— BEGIN —

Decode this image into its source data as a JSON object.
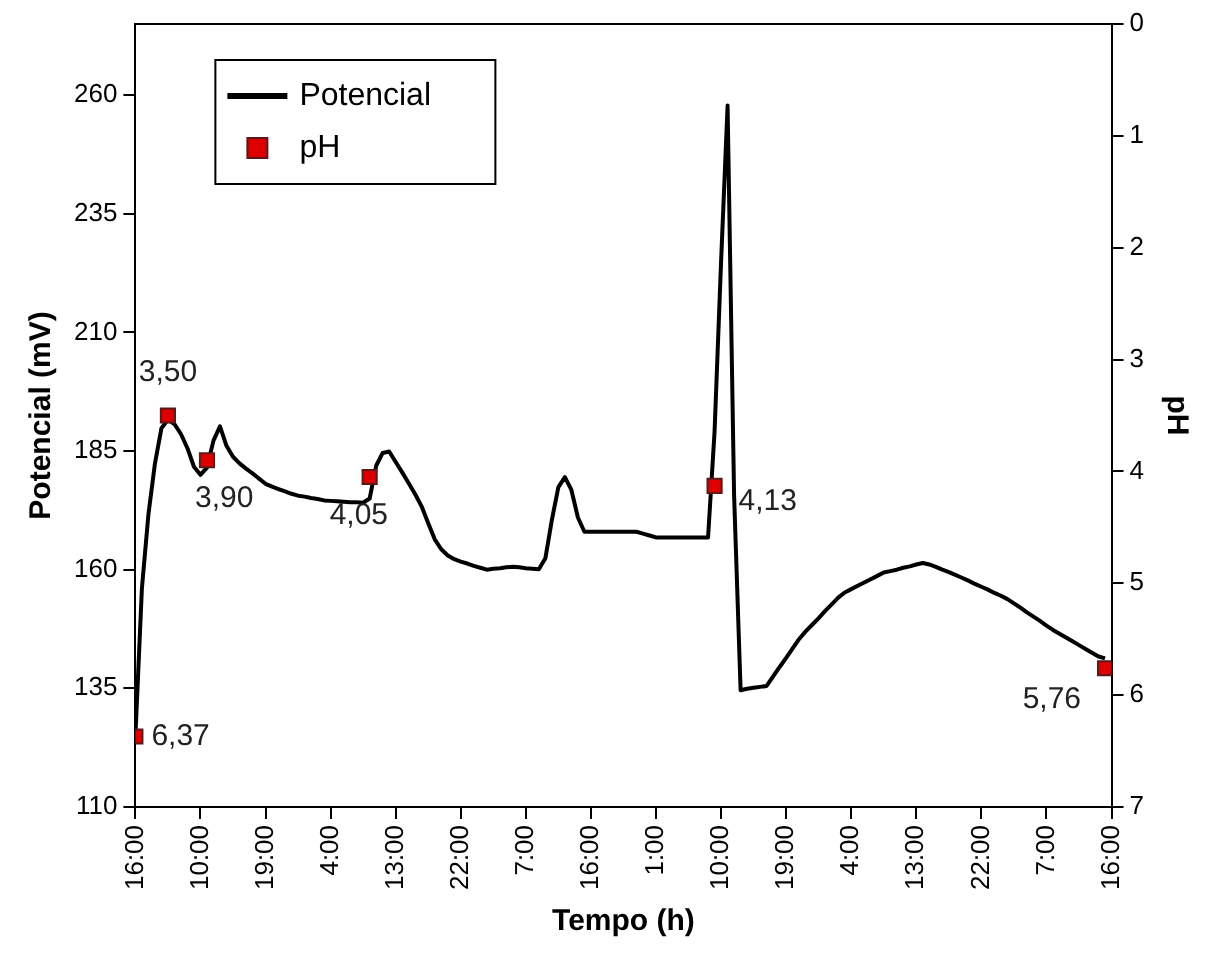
{
  "chart_data": {
    "type": "line",
    "xlabel": "Tempo (h)",
    "ylabel": "Potencial (mV)",
    "y2label": "pH",
    "categories": [
      "16:00",
      null,
      null,
      null,
      null,
      null,
      null,
      null,
      null,
      null,
      "10:00",
      null,
      null,
      null,
      null,
      null,
      null,
      null,
      null,
      null,
      "19:00",
      null,
      null,
      null,
      null,
      null,
      null,
      null,
      null,
      null,
      "4:00",
      null,
      null,
      null,
      null,
      null,
      null,
      null,
      null,
      null,
      "13:00",
      null,
      null,
      null,
      null,
      null,
      null,
      null,
      null,
      null,
      "22:00",
      null,
      null,
      null,
      null,
      null,
      null,
      null,
      null,
      null,
      "7:00",
      null,
      null,
      null,
      null,
      null,
      null,
      null,
      null,
      null,
      "16:00",
      null,
      null,
      null,
      null,
      null,
      null,
      null,
      null,
      null,
      "1:00",
      null,
      null,
      null,
      null,
      null,
      null,
      null,
      null,
      null,
      "10:00",
      null,
      null,
      null,
      null,
      null,
      null,
      null,
      null,
      null,
      "19:00",
      null,
      null,
      null,
      null,
      null,
      null,
      null,
      null,
      null,
      "4:00",
      null,
      null,
      null,
      null,
      null,
      null,
      null,
      null,
      null,
      "13:00",
      null,
      null,
      null,
      null,
      null,
      null,
      null,
      null,
      null,
      "22:00",
      null,
      null,
      null,
      null,
      null,
      null,
      null,
      null,
      null,
      "7:00",
      null,
      null,
      null,
      null,
      null,
      null,
      null,
      null,
      null,
      "16:00"
    ],
    "ylim": [
      110,
      275
    ],
    "yticks": [
      110,
      135,
      160,
      185,
      210,
      235,
      260
    ],
    "y2lim": [
      7,
      0
    ],
    "y2ticks": [
      0,
      1,
      2,
      3,
      4,
      5,
      6,
      7
    ],
    "grid": false,
    "legend": "top left",
    "series": [
      {
        "name": "Potencial",
        "type": "line",
        "color": "#000000",
        "marker": "none",
        "line_style": "solid",
        "values": [
          124.8,
          156,
          171.6,
          182.3,
          189.8,
          191.6,
          190.7,
          188.6,
          185.6,
          181.7,
          180,
          181.5,
          187.2,
          190.2,
          186.1,
          183.8,
          182.4,
          181.3,
          180.3,
          179.2,
          178.1,
          177.5,
          177,
          176.5,
          176,
          175.6,
          175.4,
          175.1,
          174.9,
          174.6,
          174.5,
          174.4,
          174.3,
          174.2,
          174.2,
          174.1,
          175,
          181.9,
          184.6,
          184.9,
          182.7,
          180.5,
          178.2,
          175.9,
          173.3,
          169.8,
          166.4,
          164.3,
          163,
          162.2,
          161.7,
          161.3,
          160.8,
          160.4,
          160,
          160.2,
          160.3,
          160.5,
          160.6,
          160.5,
          160.3,
          160.2,
          160.1,
          162.4,
          170.5,
          177.4,
          179.5,
          176.8,
          171,
          168,
          168,
          168,
          168,
          168,
          168,
          168,
          168,
          168,
          167.6,
          167.2,
          166.8,
          166.8,
          166.8,
          166.8,
          166.8,
          166.8,
          166.8,
          166.8,
          166.8,
          189.1,
          224.9,
          257.8,
          175.7,
          134.6,
          134.9,
          135.1,
          135.3,
          135.5,
          137.5,
          139.5,
          141.4,
          143.4,
          145.4,
          147,
          148.4,
          149.8,
          151.3,
          152.7,
          154.1,
          155.2,
          155.9,
          156.6,
          157.3,
          158,
          158.7,
          159.4,
          159.7,
          160,
          160.4,
          160.7,
          161.1,
          161.4,
          161.1,
          160.6,
          160,
          159.5,
          158.9,
          158.3,
          157.7,
          157,
          156.4,
          155.8,
          155.1,
          154.5,
          153.8,
          152.9,
          152,
          151,
          150.1,
          149.2,
          148.2,
          147.3,
          146.5,
          145.7,
          144.9,
          144.1,
          143.3,
          142.5,
          141.7,
          141.3,
          null
        ]
      },
      {
        "name": "pH",
        "type": "scatter",
        "axis": "y2",
        "color": "#dd0000",
        "marker": "square",
        "values": [
          6.37,
          null,
          null,
          null,
          null,
          3.5,
          null,
          null,
          null,
          null,
          null,
          3.9,
          null,
          null,
          null,
          null,
          null,
          null,
          null,
          null,
          null,
          null,
          null,
          null,
          null,
          null,
          null,
          null,
          null,
          null,
          null,
          null,
          null,
          null,
          null,
          null,
          4.05,
          null,
          null,
          null,
          null,
          null,
          null,
          null,
          null,
          null,
          null,
          null,
          null,
          null,
          null,
          null,
          null,
          null,
          null,
          null,
          null,
          null,
          null,
          null,
          null,
          null,
          null,
          null,
          null,
          null,
          null,
          null,
          null,
          null,
          null,
          null,
          null,
          null,
          null,
          null,
          null,
          null,
          null,
          null,
          null,
          null,
          null,
          null,
          null,
          null,
          null,
          null,
          null,
          4.13,
          null,
          null,
          null,
          null,
          null,
          null,
          null,
          null,
          null,
          null,
          null,
          null,
          null,
          null,
          null,
          null,
          null,
          null,
          null,
          null,
          null,
          null,
          null,
          null,
          null,
          null,
          null,
          null,
          null,
          null,
          null,
          null,
          null,
          null,
          null,
          null,
          null,
          null,
          null,
          null,
          null,
          null,
          null,
          null,
          null,
          null,
          null,
          null,
          null,
          null,
          null,
          null,
          null,
          null,
          null,
          null,
          null,
          null,
          null,
          5.76,
          null
        ],
        "value_labels": [
          "6,37",
          null,
          null,
          null,
          null,
          "3,50",
          null,
          null,
          null,
          null,
          null,
          "3,90",
          null,
          null,
          null,
          null,
          null,
          null,
          null,
          null,
          null,
          null,
          null,
          null,
          null,
          null,
          null,
          null,
          null,
          null,
          null,
          null,
          null,
          null,
          null,
          null,
          "4,05",
          null,
          null,
          null,
          null,
          null,
          null,
          null,
          null,
          null,
          null,
          null,
          null,
          null,
          null,
          null,
          null,
          null,
          null,
          null,
          null,
          null,
          null,
          null,
          null,
          null,
          null,
          null,
          null,
          null,
          null,
          null,
          null,
          null,
          null,
          null,
          null,
          null,
          null,
          null,
          null,
          null,
          null,
          null,
          null,
          null,
          null,
          null,
          null,
          null,
          null,
          null,
          null,
          "4,13",
          null,
          null,
          null,
          null,
          null,
          null,
          null,
          null,
          null,
          null,
          null,
          null,
          null,
          null,
          null,
          null,
          null,
          null,
          null,
          null,
          null,
          null,
          null,
          null,
          null,
          null,
          null,
          null,
          null,
          null,
          null,
          null,
          null,
          null,
          null,
          null,
          null,
          null,
          null,
          null,
          null,
          null,
          null,
          null,
          null,
          null,
          null,
          null,
          null,
          null,
          null,
          null,
          null,
          null,
          null,
          null,
          null,
          null,
          null,
          "5,76",
          null
        ]
      }
    ]
  }
}
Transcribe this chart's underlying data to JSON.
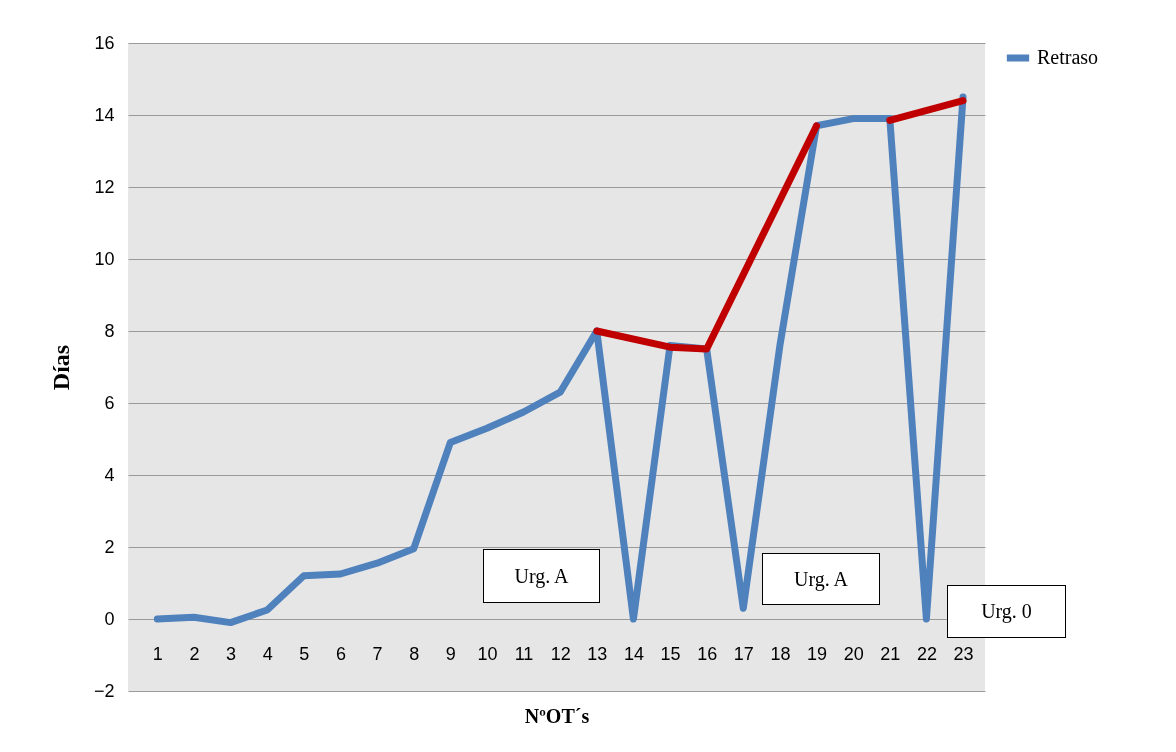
{
  "chart_data": {
    "type": "line",
    "xlabel": "NºOT´s",
    "ylabel": "Días",
    "x": [
      1,
      2,
      3,
      4,
      5,
      6,
      7,
      8,
      9,
      10,
      11,
      12,
      13,
      14,
      15,
      16,
      17,
      18,
      19,
      20,
      21,
      22,
      23
    ],
    "series": [
      {
        "name": "Retraso",
        "color": "#4f81bd",
        "values": [
          0,
          0.05,
          -0.1,
          0.25,
          1.2,
          1.25,
          1.55,
          1.95,
          4.9,
          5.3,
          5.75,
          6.3,
          8.0,
          0,
          7.6,
          7.5,
          0.3,
          7.6,
          13.7,
          13.9,
          13.9,
          0,
          14.5
        ]
      },
      {
        "color": "#c00000",
        "x": [
          13,
          15,
          16,
          19
        ],
        "values": [
          8.0,
          7.55,
          7.5,
          13.7
        ]
      },
      {
        "color": "#c00000",
        "x": [
          21,
          23
        ],
        "values": [
          13.85,
          14.4
        ]
      }
    ],
    "xlim": [
      0.2,
      23.6
    ],
    "xticks": [
      1,
      2,
      3,
      4,
      5,
      6,
      7,
      8,
      9,
      10,
      11,
      12,
      13,
      14,
      15,
      16,
      17,
      18,
      19,
      20,
      21,
      22,
      23
    ],
    "ylim": [
      -2,
      16
    ],
    "yticks": [
      -2,
      0,
      2,
      4,
      6,
      8,
      10,
      12,
      14,
      16
    ],
    "grid": "y",
    "legend": "right",
    "annotations": [
      "Urg. A",
      "Urg. A",
      "Urg. 0"
    ]
  }
}
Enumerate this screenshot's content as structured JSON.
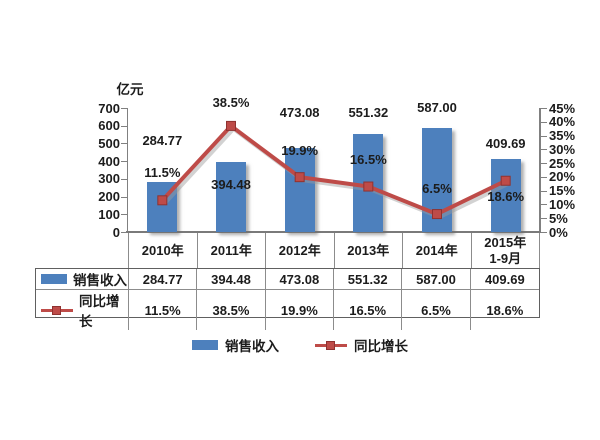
{
  "chart_data": {
    "type": "combo bar+line",
    "categories": [
      "2010年",
      "2011年",
      "2012年",
      "2013年",
      "2014年",
      "2015年\n1-9月"
    ],
    "series": [
      {
        "name": "销售收入",
        "type": "bar",
        "axis": "left",
        "color": "#4D80BD",
        "values": [
          284.77,
          394.48,
          473.08,
          551.32,
          587.0,
          409.69
        ],
        "display": [
          "284.77",
          "394.48",
          "473.08",
          "551.32",
          "587.00",
          "409.69"
        ]
      },
      {
        "name": "同比增长",
        "type": "line",
        "axis": "right",
        "color": "#BE4B48",
        "values": [
          11.5,
          38.5,
          19.9,
          16.5,
          6.5,
          18.6
        ],
        "display": [
          "11.5%",
          "38.5%",
          "19.9%",
          "16.5%",
          "6.5%",
          "18.6%"
        ]
      }
    ],
    "left_axis": {
      "title": "亿元",
      "min": 0,
      "max": 700,
      "step": 100,
      "ticks": [
        "700",
        "600",
        "500",
        "400",
        "300",
        "200",
        "100",
        "0"
      ]
    },
    "right_axis": {
      "min": 0,
      "max": 45,
      "step": 5,
      "ticks": [
        "45%",
        "40%",
        "35%",
        "30%",
        "25%",
        "20%",
        "15%",
        "10%",
        "5%",
        "0%"
      ]
    },
    "grid": false,
    "legend_position": "bottom",
    "layout_hints": {
      "value_label_y": [
        142,
        186,
        114,
        114,
        109,
        145
      ],
      "growth_label_y": [
        174,
        104,
        152,
        161,
        190,
        198
      ]
    }
  }
}
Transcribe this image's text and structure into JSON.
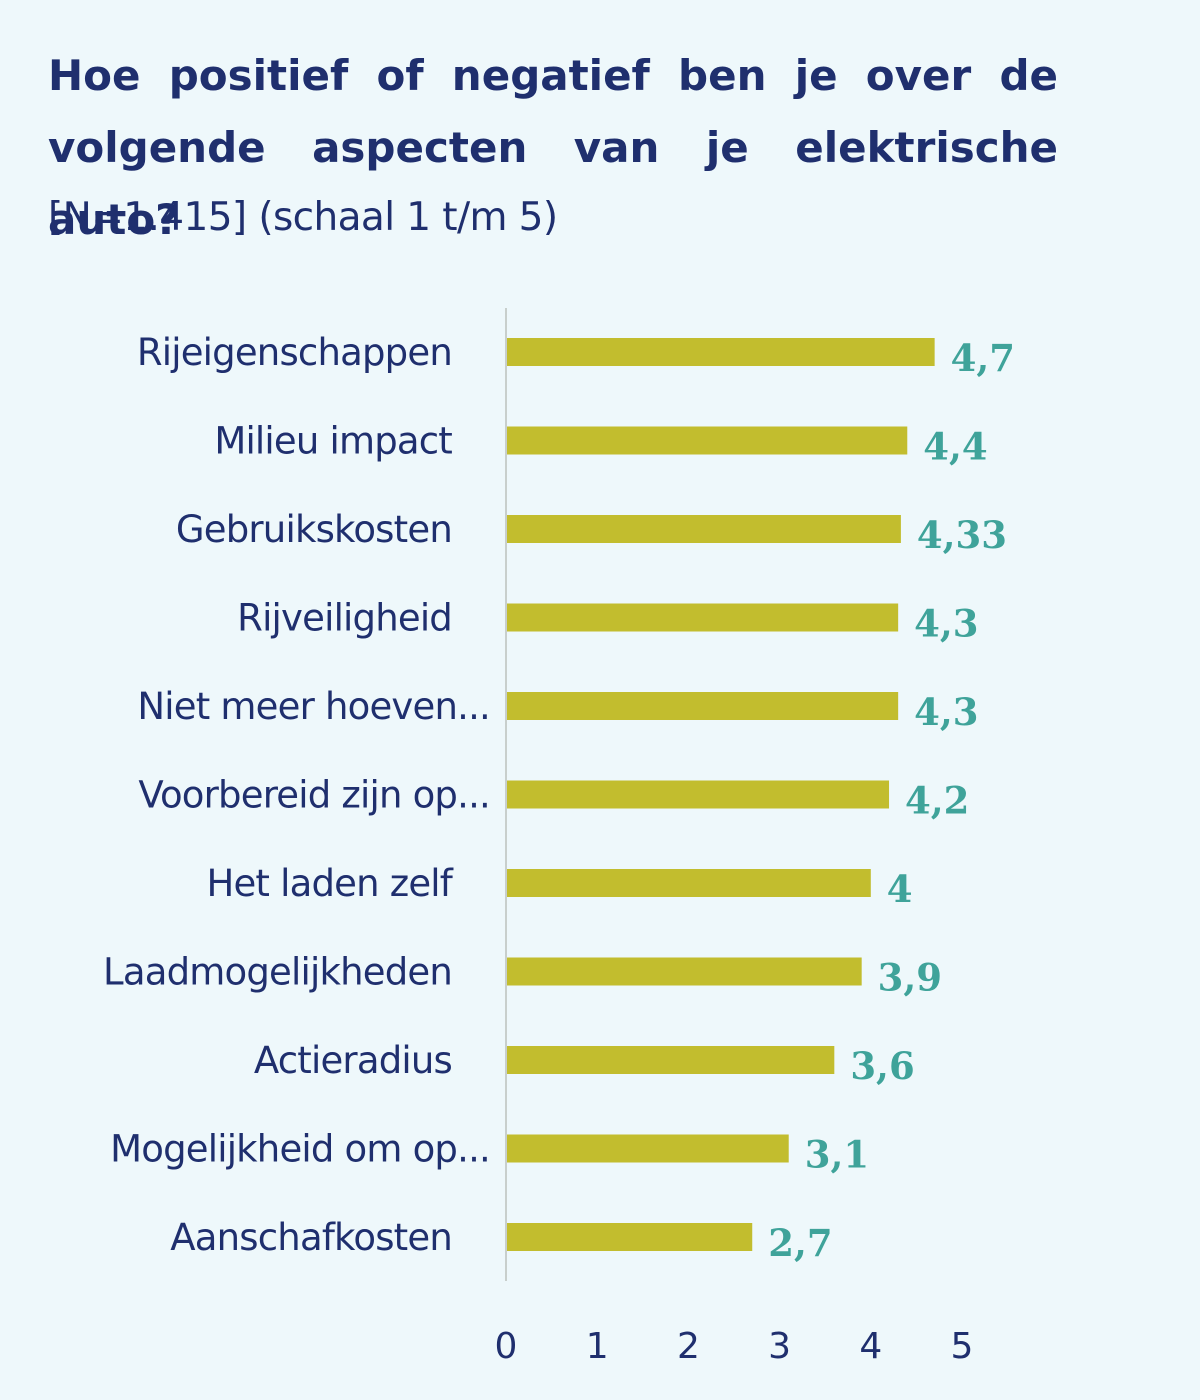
{
  "chart_data": {
    "type": "bar",
    "orientation": "horizontal",
    "title": "Hoe positief of negatief ben je over de volgende aspecten van je elektrische auto?",
    "subtitle": "[N=1.415] (schaal 1 t/m 5)",
    "categories": [
      "Rijeigenschappen",
      "Milieu impact",
      "Gebruikskosten",
      "Rijveiligheid",
      "Niet meer hoeven...",
      "Voorbereid zijn op...",
      "Het laden zelf",
      "Laadmogelijkheden",
      "Actieradius",
      "Mogelijkheid om op...",
      "Aanschafkosten"
    ],
    "values": [
      4.7,
      4.4,
      4.33,
      4.3,
      4.3,
      4.2,
      4.0,
      3.9,
      3.6,
      3.1,
      2.7
    ],
    "value_labels": [
      "4,7",
      "4,4",
      "4,33",
      "4,3",
      "4,3",
      "4,2",
      "4",
      "3,9",
      "3,6",
      "3,1",
      "2,7"
    ],
    "xlim": [
      0,
      5
    ],
    "x_ticks": [
      "0",
      "1",
      "2",
      "3",
      "4",
      "5"
    ],
    "xlabel": "",
    "ylabel": "",
    "grid": false,
    "legend": "none",
    "colors": {
      "bar": "#c2bd2e",
      "value_label": "#3fa39a",
      "text": "#1f2f6e",
      "axis": "#c8cfcc",
      "background": "#eef8fb"
    }
  }
}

— END —

Identify which lines contain the word "this" and copy each one.

Decode this image into its source data as a JSON object.
Transcribe this chart's underlying data to JSON.
Enumerate this screenshot's content as structured JSON.
Transcribe this image's text and structure into JSON.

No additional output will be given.